— begin Records provided —

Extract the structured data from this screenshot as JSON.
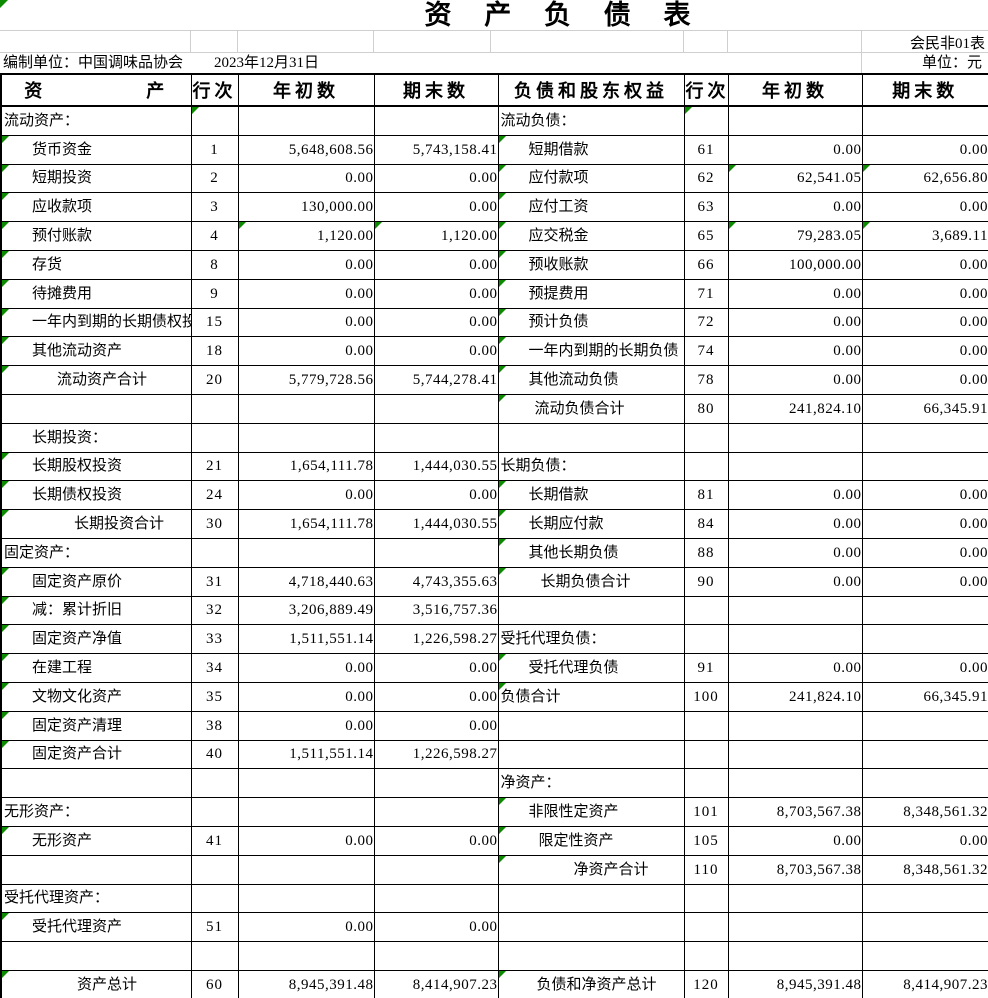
{
  "meta": {
    "title": "资 产 负 债 表",
    "form_code": "会民非01表",
    "prepared_by": "编制单位：中国调味品协会",
    "report_date": "2023年12月31日",
    "unit_label": "单位：元"
  },
  "headers": {
    "asset_left": "资",
    "asset_right": "产",
    "line_no": "行次",
    "begin_of_year": "年初数",
    "end_of_period": "期末数",
    "liability": "负债和股东权益"
  },
  "rows": [
    {
      "l": [
        "流动资产：",
        2,
        "",
        "",
        ""
      ],
      "r": [
        "流动负债：",
        2,
        "",
        "",
        ""
      ]
    },
    {
      "l": [
        "货币资金",
        30,
        "1",
        "5,648,608.56",
        "5,743,158.41"
      ],
      "r": [
        "短期借款",
        30,
        "61",
        "0.00",
        "0.00"
      ]
    },
    {
      "l": [
        "短期投资",
        30,
        "2",
        "0.00",
        "0.00"
      ],
      "r": [
        "应付款项",
        30,
        "62",
        "62,541.05",
        "62,656.80",
        "be"
      ]
    },
    {
      "l": [
        "应收款项",
        30,
        "3",
        "130,000.00",
        "0.00"
      ],
      "r": [
        "应付工资",
        30,
        "63",
        "0.00",
        "0.00"
      ]
    },
    {
      "l": [
        "预付账款",
        30,
        "4",
        "1,120.00",
        "1,120.00",
        "be"
      ],
      "r": [
        "应交税金",
        30,
        "65",
        "79,283.05",
        "3,689.11",
        "be"
      ]
    },
    {
      "l": [
        "存货",
        30,
        "8",
        "0.00",
        "0.00"
      ],
      "r": [
        "预收账款",
        30,
        "66",
        "100,000.00",
        "0.00"
      ]
    },
    {
      "l": [
        "待摊费用",
        30,
        "9",
        "0.00",
        "0.00"
      ],
      "r": [
        "预提费用",
        30,
        "71",
        "0.00",
        "0.00"
      ]
    },
    {
      "l": [
        "一年内到期的长期债权投资",
        30,
        "15",
        "0.00",
        "0.00"
      ],
      "r": [
        "预计负债",
        30,
        "72",
        "0.00",
        "0.00"
      ]
    },
    {
      "l": [
        "其他流动资产",
        30,
        "18",
        "0.00",
        "0.00"
      ],
      "r": [
        "一年内到期的长期负债",
        30,
        "74",
        "0.00",
        "0.00"
      ]
    },
    {
      "l": [
        "流动资产合计",
        55,
        "20",
        "5,779,728.56",
        "5,744,278.41"
      ],
      "r": [
        "其他流动负债",
        30,
        "78",
        "0.00",
        "0.00"
      ]
    },
    {
      "l": [
        "",
        2,
        "",
        "",
        ""
      ],
      "r": [
        "流动负债合计",
        36,
        "80",
        "241,824.10",
        "66,345.91"
      ]
    },
    {
      "l": [
        "长期投资：",
        30,
        "",
        "",
        ""
      ],
      "r": [
        "",
        2,
        "",
        "",
        ""
      ]
    },
    {
      "l": [
        "长期股权投资",
        30,
        "21",
        "1,654,111.78",
        "1,444,030.55"
      ],
      "r": [
        "长期负债：",
        2,
        "",
        "",
        ""
      ]
    },
    {
      "l": [
        "长期债权投资",
        30,
        "24",
        "0.00",
        "0.00"
      ],
      "r": [
        "长期借款",
        30,
        "81",
        "0.00",
        "0.00"
      ]
    },
    {
      "l": [
        "长期投资合计",
        72,
        "30",
        "1,654,111.78",
        "1,444,030.55"
      ],
      "r": [
        "长期应付款",
        30,
        "84",
        "0.00",
        "0.00"
      ]
    },
    {
      "l": [
        "固定资产：",
        2,
        "",
        "",
        ""
      ],
      "r": [
        "其他长期负债",
        30,
        "88",
        "0.00",
        "0.00"
      ]
    },
    {
      "l": [
        "固定资产原价",
        30,
        "31",
        "4,718,440.63",
        "4,743,355.63"
      ],
      "r": [
        "长期负债合计",
        42,
        "90",
        "0.00",
        "0.00"
      ]
    },
    {
      "l": [
        "减：累计折旧",
        30,
        "32",
        "3,206,889.49",
        "3,516,757.36"
      ],
      "r": [
        "",
        2,
        "",
        "",
        ""
      ]
    },
    {
      "l": [
        "固定资产净值",
        30,
        "33",
        "1,511,551.14",
        "1,226,598.27"
      ],
      "r": [
        "受托代理负债：",
        2,
        "",
        "",
        ""
      ]
    },
    {
      "l": [
        "在建工程",
        30,
        "34",
        "0.00",
        "0.00"
      ],
      "r": [
        "受托代理负债",
        30,
        "91",
        "0.00",
        "0.00"
      ]
    },
    {
      "l": [
        "文物文化资产",
        30,
        "35",
        "0.00",
        "0.00"
      ],
      "r": [
        "负债合计",
        2,
        "100",
        "241,824.10",
        "66,345.91"
      ]
    },
    {
      "l": [
        "固定资产清理",
        30,
        "38",
        "0.00",
        "0.00"
      ],
      "r": [
        "",
        2,
        "",
        "",
        ""
      ]
    },
    {
      "l": [
        "固定资产合计",
        30,
        "40",
        "1,511,551.14",
        "1,226,598.27"
      ],
      "r": [
        "",
        2,
        "",
        "",
        ""
      ]
    },
    {
      "l": [
        "",
        2,
        "",
        "",
        ""
      ],
      "r": [
        "净资产：",
        2,
        "",
        "",
        ""
      ]
    },
    {
      "l": [
        "无形资产：",
        2,
        "",
        "",
        ""
      ],
      "r": [
        "非限性定资产",
        30,
        "101",
        "8,703,567.38",
        "8,348,561.32"
      ]
    },
    {
      "l": [
        "无形资产",
        30,
        "41",
        "0.00",
        "0.00"
      ],
      "r": [
        "限定性资产",
        40,
        "105",
        "0.00",
        "0.00"
      ]
    },
    {
      "l": [
        "",
        2,
        "",
        "",
        ""
      ],
      "r": [
        "净资产合计",
        75,
        "110",
        "8,703,567.38",
        "8,348,561.32"
      ]
    },
    {
      "l": [
        "受托代理资产：",
        2,
        "",
        "",
        ""
      ],
      "r": [
        "",
        2,
        "",
        "",
        ""
      ]
    },
    {
      "l": [
        "受托代理资产",
        30,
        "51",
        "0.00",
        "0.00"
      ],
      "r": [
        "",
        2,
        "",
        "",
        ""
      ]
    },
    {
      "l": [
        "",
        2,
        "",
        "",
        ""
      ],
      "r": [
        "",
        2,
        "",
        "",
        ""
      ]
    },
    {
      "l": [
        "资产总计",
        75,
        "60",
        "8,945,391.48",
        "8,414,907.23"
      ],
      "r": [
        "负债和净资产总计",
        38,
        "120",
        "8,945,391.48",
        "8,414,907.23"
      ]
    }
  ],
  "colors": {
    "error_triangle_green": "#0c8a00",
    "grid_black": "#000000",
    "faint_grid_gray": "#cfcfcf"
  }
}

— end Records provided —

→ **Goal**
Do not include images; quote all of the entries above exactly.

→ **Exercise answer**
Extract the structured data from this screenshot as JSON.
{
  "meta": {
    "title": "资 产 负 债 表",
    "form_code": "会民非01表",
    "prepared_by": "编制单位：中国调味品协会",
    "report_date": "2023年12月31日",
    "unit_label": "单位：元"
  },
  "headers": {
    "asset_left": "资",
    "asset_right": "产",
    "line_no": "行次",
    "begin_of_year": "年初数",
    "end_of_period": "期末数",
    "liability": "负债和股东权益"
  },
  "rows": [
    {
      "l": [
        "流动资产：",
        2,
        "",
        "",
        ""
      ],
      "r": [
        "流动负债：",
        2,
        "",
        "",
        ""
      ]
    },
    {
      "l": [
        "货币资金",
        30,
        "1",
        "5,648,608.56",
        "5,743,158.41"
      ],
      "r": [
        "短期借款",
        30,
        "61",
        "0.00",
        "0.00"
      ]
    },
    {
      "l": [
        "短期投资",
        30,
        "2",
        "0.00",
        "0.00"
      ],
      "r": [
        "应付款项",
        30,
        "62",
        "62,541.05",
        "62,656.80",
        "be"
      ]
    },
    {
      "l": [
        "应收款项",
        30,
        "3",
        "130,000.00",
        "0.00"
      ],
      "r": [
        "应付工资",
        30,
        "63",
        "0.00",
        "0.00"
      ]
    },
    {
      "l": [
        "预付账款",
        30,
        "4",
        "1,120.00",
        "1,120.00",
        "be"
      ],
      "r": [
        "应交税金",
        30,
        "65",
        "79,283.05",
        "3,689.11",
        "be"
      ]
    },
    {
      "l": [
        "存货",
        30,
        "8",
        "0.00",
        "0.00"
      ],
      "r": [
        "预收账款",
        30,
        "66",
        "100,000.00",
        "0.00"
      ]
    },
    {
      "l": [
        "待摊费用",
        30,
        "9",
        "0.00",
        "0.00"
      ],
      "r": [
        "预提费用",
        30,
        "71",
        "0.00",
        "0.00"
      ]
    },
    {
      "l": [
        "一年内到期的长期债权投资",
        30,
        "15",
        "0.00",
        "0.00"
      ],
      "r": [
        "预计负债",
        30,
        "72",
        "0.00",
        "0.00"
      ]
    },
    {
      "l": [
        "其他流动资产",
        30,
        "18",
        "0.00",
        "0.00"
      ],
      "r": [
        "一年内到期的长期负债",
        30,
        "74",
        "0.00",
        "0.00"
      ]
    },
    {
      "l": [
        "流动资产合计",
        55,
        "20",
        "5,779,728.56",
        "5,744,278.41"
      ],
      "r": [
        "其他流动负债",
        30,
        "78",
        "0.00",
        "0.00"
      ]
    },
    {
      "l": [
        "",
        2,
        "",
        "",
        ""
      ],
      "r": [
        "流动负债合计",
        36,
        "80",
        "241,824.10",
        "66,345.91"
      ]
    },
    {
      "l": [
        "长期投资：",
        30,
        "",
        "",
        ""
      ],
      "r": [
        "",
        2,
        "",
        "",
        ""
      ]
    },
    {
      "l": [
        "长期股权投资",
        30,
        "21",
        "1,654,111.78",
        "1,444,030.55"
      ],
      "r": [
        "长期负债：",
        2,
        "",
        "",
        ""
      ]
    },
    {
      "l": [
        "长期债权投资",
        30,
        "24",
        "0.00",
        "0.00"
      ],
      "r": [
        "长期借款",
        30,
        "81",
        "0.00",
        "0.00"
      ]
    },
    {
      "l": [
        "长期投资合计",
        72,
        "30",
        "1,654,111.78",
        "1,444,030.55"
      ],
      "r": [
        "长期应付款",
        30,
        "84",
        "0.00",
        "0.00"
      ]
    },
    {
      "l": [
        "固定资产：",
        2,
        "",
        "",
        ""
      ],
      "r": [
        "其他长期负债",
        30,
        "88",
        "0.00",
        "0.00"
      ]
    },
    {
      "l": [
        "固定资产原价",
        30,
        "31",
        "4,718,440.63",
        "4,743,355.63"
      ],
      "r": [
        "长期负债合计",
        42,
        "90",
        "0.00",
        "0.00"
      ]
    },
    {
      "l": [
        "减：累计折旧",
        30,
        "32",
        "3,206,889.49",
        "3,516,757.36"
      ],
      "r": [
        "",
        2,
        "",
        "",
        ""
      ]
    },
    {
      "l": [
        "固定资产净值",
        30,
        "33",
        "1,511,551.14",
        "1,226,598.27"
      ],
      "r": [
        "受托代理负债：",
        2,
        "",
        "",
        ""
      ]
    },
    {
      "l": [
        "在建工程",
        30,
        "34",
        "0.00",
        "0.00"
      ],
      "r": [
        "受托代理负债",
        30,
        "91",
        "0.00",
        "0.00"
      ]
    },
    {
      "l": [
        "文物文化资产",
        30,
        "35",
        "0.00",
        "0.00"
      ],
      "r": [
        "负债合计",
        2,
        "100",
        "241,824.10",
        "66,345.91"
      ]
    },
    {
      "l": [
        "固定资产清理",
        30,
        "38",
        "0.00",
        "0.00"
      ],
      "r": [
        "",
        2,
        "",
        "",
        ""
      ]
    },
    {
      "l": [
        "固定资产合计",
        30,
        "40",
        "1,511,551.14",
        "1,226,598.27"
      ],
      "r": [
        "",
        2,
        "",
        "",
        ""
      ]
    },
    {
      "l": [
        "",
        2,
        "",
        "",
        ""
      ],
      "r": [
        "净资产：",
        2,
        "",
        "",
        ""
      ]
    },
    {
      "l": [
        "无形资产：",
        2,
        "",
        "",
        ""
      ],
      "r": [
        "非限性定资产",
        30,
        "101",
        "8,703,567.38",
        "8,348,561.32"
      ]
    },
    {
      "l": [
        "无形资产",
        30,
        "41",
        "0.00",
        "0.00"
      ],
      "r": [
        "限定性资产",
        40,
        "105",
        "0.00",
        "0.00"
      ]
    },
    {
      "l": [
        "",
        2,
        "",
        "",
        ""
      ],
      "r": [
        "净资产合计",
        75,
        "110",
        "8,703,567.38",
        "8,348,561.32"
      ]
    },
    {
      "l": [
        "受托代理资产：",
        2,
        "",
        "",
        ""
      ],
      "r": [
        "",
        2,
        "",
        "",
        ""
      ]
    },
    {
      "l": [
        "受托代理资产",
        30,
        "51",
        "0.00",
        "0.00"
      ],
      "r": [
        "",
        2,
        "",
        "",
        ""
      ]
    },
    {
      "l": [
        "",
        2,
        "",
        "",
        ""
      ],
      "r": [
        "",
        2,
        "",
        "",
        ""
      ]
    },
    {
      "l": [
        "资产总计",
        75,
        "60",
        "8,945,391.48",
        "8,414,907.23"
      ],
      "r": [
        "负债和净资产总计",
        38,
        "120",
        "8,945,391.48",
        "8,414,907.23"
      ]
    }
  ],
  "colors": {
    "error_triangle_green": "#0c8a00",
    "grid_black": "#000000",
    "faint_grid_gray": "#cfcfcf"
  }
}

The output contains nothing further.